TASK DIRECTIONS -> Drop all images and give the records again exactly.

Dataset excerpts
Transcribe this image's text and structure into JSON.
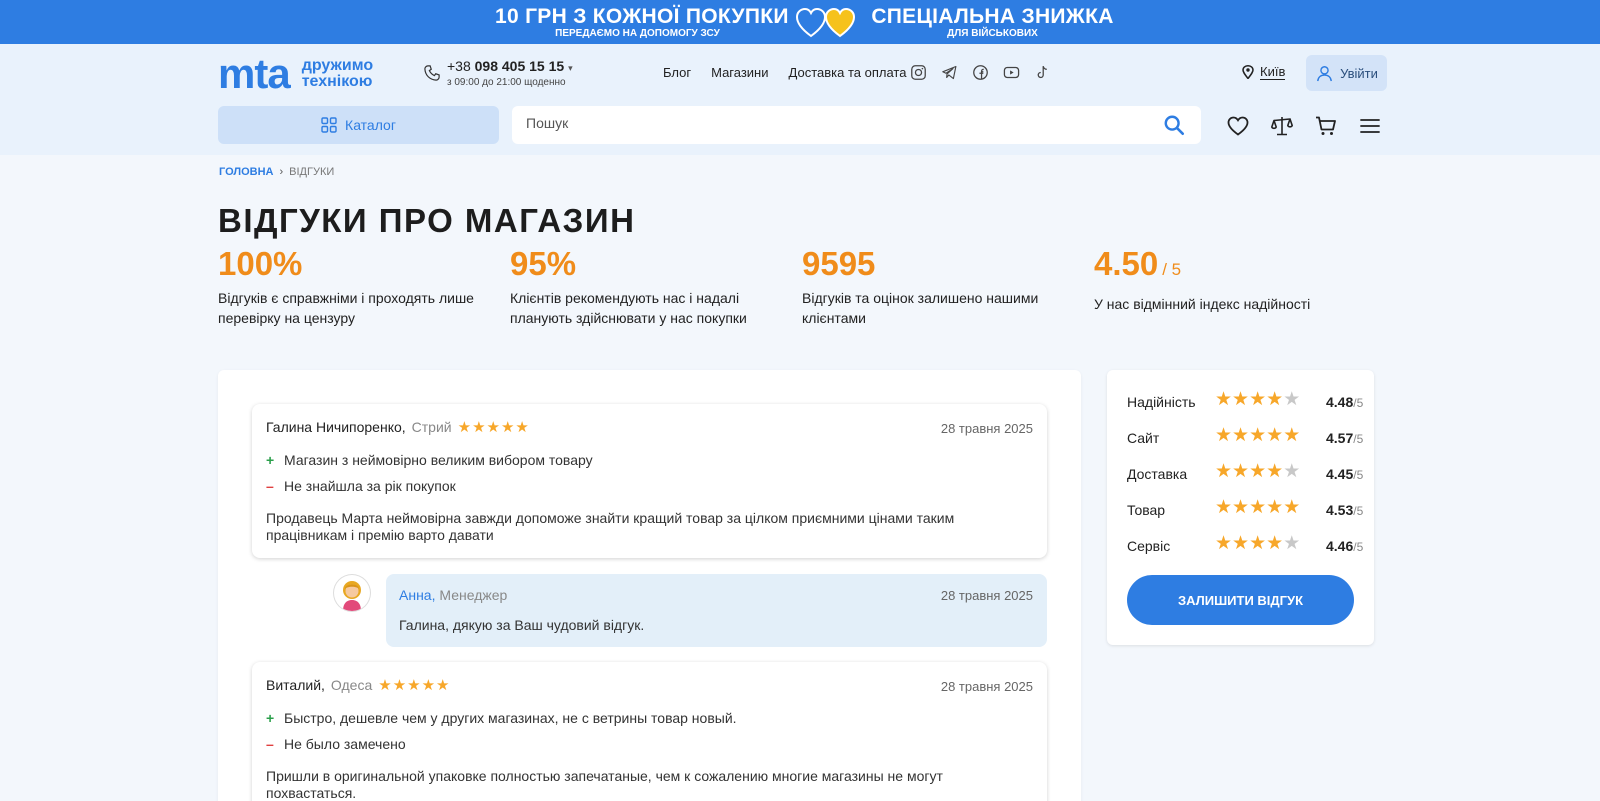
{
  "promo": {
    "left_title": "10 ГРН З КОЖНОЇ ПОКУПКИ",
    "left_sub": "ПЕРЕДАЄМО НА ДОПОМОГУ ЗСУ",
    "right_title": "СПЕЦІАЛЬНА ЗНИЖКА",
    "right_sub": "ДЛЯ ВІЙСЬКОВИХ",
    "colors": {
      "bg": "#2e7de2",
      "heart_blue": "#2e7de2",
      "heart_yellow": "#f6c21c"
    }
  },
  "header": {
    "logo_mark": "mta",
    "logo_tag_1": "дружимо",
    "logo_tag_2": "технікою",
    "phone_prefix": "+38",
    "phone_number": "098 405 15 15",
    "phone_hours": "з 09:00 до 21:00 щоденно",
    "nav": [
      "Блог",
      "Магазини",
      "Доставка та оплата"
    ],
    "social": [
      "instagram-icon",
      "telegram-icon",
      "facebook-icon",
      "youtube-icon",
      "tiktok-icon"
    ],
    "city": "Київ",
    "login": "Увійти",
    "catalog": "Каталог",
    "search_placeholder": "Пошук",
    "accent": "#2e7de2"
  },
  "breadcrumb": {
    "home": "ГОЛОВНА",
    "current": "ВІДГУКИ"
  },
  "page_title": "ВІДГУКИ ПРО МАГАЗИН",
  "stats": [
    {
      "value": "100%",
      "suffix": "",
      "desc": "Відгуків є справжніми і проходять лише перевірку на цензуру"
    },
    {
      "value": "95%",
      "suffix": "",
      "desc": "Клієнтів рекомендують нас і надалі планують здійснювати у нас покупки"
    },
    {
      "value": "9595",
      "suffix": "",
      "desc": "Відгуків та оцінок залишено нашими клієнтами"
    },
    {
      "value": "4.50",
      "suffix": "/ 5",
      "desc": "У нас відмінний індекс надійності"
    }
  ],
  "reviews": [
    {
      "author": "Галина Ничипоренко,",
      "city": "Стрий",
      "stars": 5,
      "date": "28 травня 2025",
      "plus": "Магазин з неймовірно великим вибором товару",
      "minus": "Не знайшла за рік покупок",
      "text": "Продавець Марта неймовірна завжди допоможе знайти кращий товар за цілком приємними цінами таким працівникам і премію варто давати",
      "reply": {
        "name": "Анна,",
        "role": "Менеджер",
        "date": "28 травня 2025",
        "text": "Галина, дякую за Ваш чудовий відгук."
      }
    },
    {
      "author": "Виталий,",
      "city": "Одеса",
      "stars": 5,
      "date": "28 травня 2025",
      "plus": "Быстро, дешевле чем у других магазинах, не с ветрины товар новый.",
      "minus": "Не было замечено",
      "text": "Пришли в оригинальной упаковке полностью запечатаные, чем к сожалению многие магазины не могут похвастаться."
    }
  ],
  "ratings": {
    "items": [
      {
        "label": "Надійність",
        "value": "4.48",
        "stars": 4
      },
      {
        "label": "Сайт",
        "value": "4.57",
        "stars": 5
      },
      {
        "label": "Доставка",
        "value": "4.45",
        "stars": 4
      },
      {
        "label": "Товар",
        "value": "4.53",
        "stars": 5
      },
      {
        "label": "Сервіс",
        "value": "4.46",
        "stars": 4
      }
    ],
    "max": "/5",
    "button": "ЗАЛИШИТИ ВІДГУК",
    "star_color": "#f7a72a"
  }
}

TASK RESPONSE ->
Transcribe this image's text and structure into JSON.
{
  "promo": {
    "left_title": "10 ГРН З КОЖНОЇ ПОКУПКИ",
    "left_sub": "ПЕРЕДАЄМО НА ДОПОМОГУ ЗСУ",
    "right_title": "СПЕЦІАЛЬНА ЗНИЖКА",
    "right_sub": "ДЛЯ ВІЙСЬКОВИХ",
    "colors": {
      "bg": "#2e7de2",
      "heart_blue": "#2e7de2",
      "heart_yellow": "#f6c21c"
    }
  },
  "header": {
    "logo_mark": "mta",
    "logo_tag_1": "дружимо",
    "logo_tag_2": "технікою",
    "phone_prefix": "+38",
    "phone_number": "098 405 15 15",
    "phone_hours": "з 09:00 до 21:00 щоденно",
    "nav": [
      "Блог",
      "Магазини",
      "Доставка та оплата"
    ],
    "social": [
      "instagram-icon",
      "telegram-icon",
      "facebook-icon",
      "youtube-icon",
      "tiktok-icon"
    ],
    "city": "Київ",
    "login": "Увійти",
    "catalog": "Каталог",
    "search_placeholder": "Пошук",
    "accent": "#2e7de2"
  },
  "breadcrumb": {
    "home": "ГОЛОВНА",
    "current": "ВІДГУКИ"
  },
  "page_title": "ВІДГУКИ ПРО МАГАЗИН",
  "stats": [
    {
      "value": "100%",
      "suffix": "",
      "desc": "Відгуків є справжніми і проходять лише перевірку на цензуру"
    },
    {
      "value": "95%",
      "suffix": "",
      "desc": "Клієнтів рекомендують нас і надалі планують здійснювати у нас покупки"
    },
    {
      "value": "9595",
      "suffix": "",
      "desc": "Відгуків та оцінок залишено нашими клієнтами"
    },
    {
      "value": "4.50",
      "suffix": "/ 5",
      "desc": "У нас відмінний індекс надійності"
    }
  ],
  "reviews": [
    {
      "author": "Галина Ничипоренко,",
      "city": "Стрий",
      "stars": 5,
      "date": "28 травня 2025",
      "plus": "Магазин з неймовірно великим вибором товару",
      "minus": "Не знайшла за рік покупок",
      "text": "Продавець Марта неймовірна завжди допоможе знайти кращий товар за цілком приємними цінами таким працівникам і премію варто давати",
      "reply": {
        "name": "Анна,",
        "role": "Менеджер",
        "date": "28 травня 2025",
        "text": "Галина, дякую за Ваш чудовий відгук."
      }
    },
    {
      "author": "Виталий,",
      "city": "Одеса",
      "stars": 5,
      "date": "28 травня 2025",
      "plus": "Быстро, дешевле чем у других магазинах, не с ветрины товар новый.",
      "minus": "Не было замечено",
      "text": "Пришли в оригинальной упаковке полностью запечатаные, чем к сожалению многие магазины не могут похвастаться."
    }
  ],
  "ratings": {
    "items": [
      {
        "label": "Надійність",
        "value": "4.48",
        "stars": 4
      },
      {
        "label": "Сайт",
        "value": "4.57",
        "stars": 5
      },
      {
        "label": "Доставка",
        "value": "4.45",
        "stars": 4
      },
      {
        "label": "Товар",
        "value": "4.53",
        "stars": 5
      },
      {
        "label": "Сервіс",
        "value": "4.46",
        "stars": 4
      }
    ],
    "max": "/5",
    "button": "ЗАЛИШИТИ ВІДГУК",
    "star_color": "#f7a72a"
  }
}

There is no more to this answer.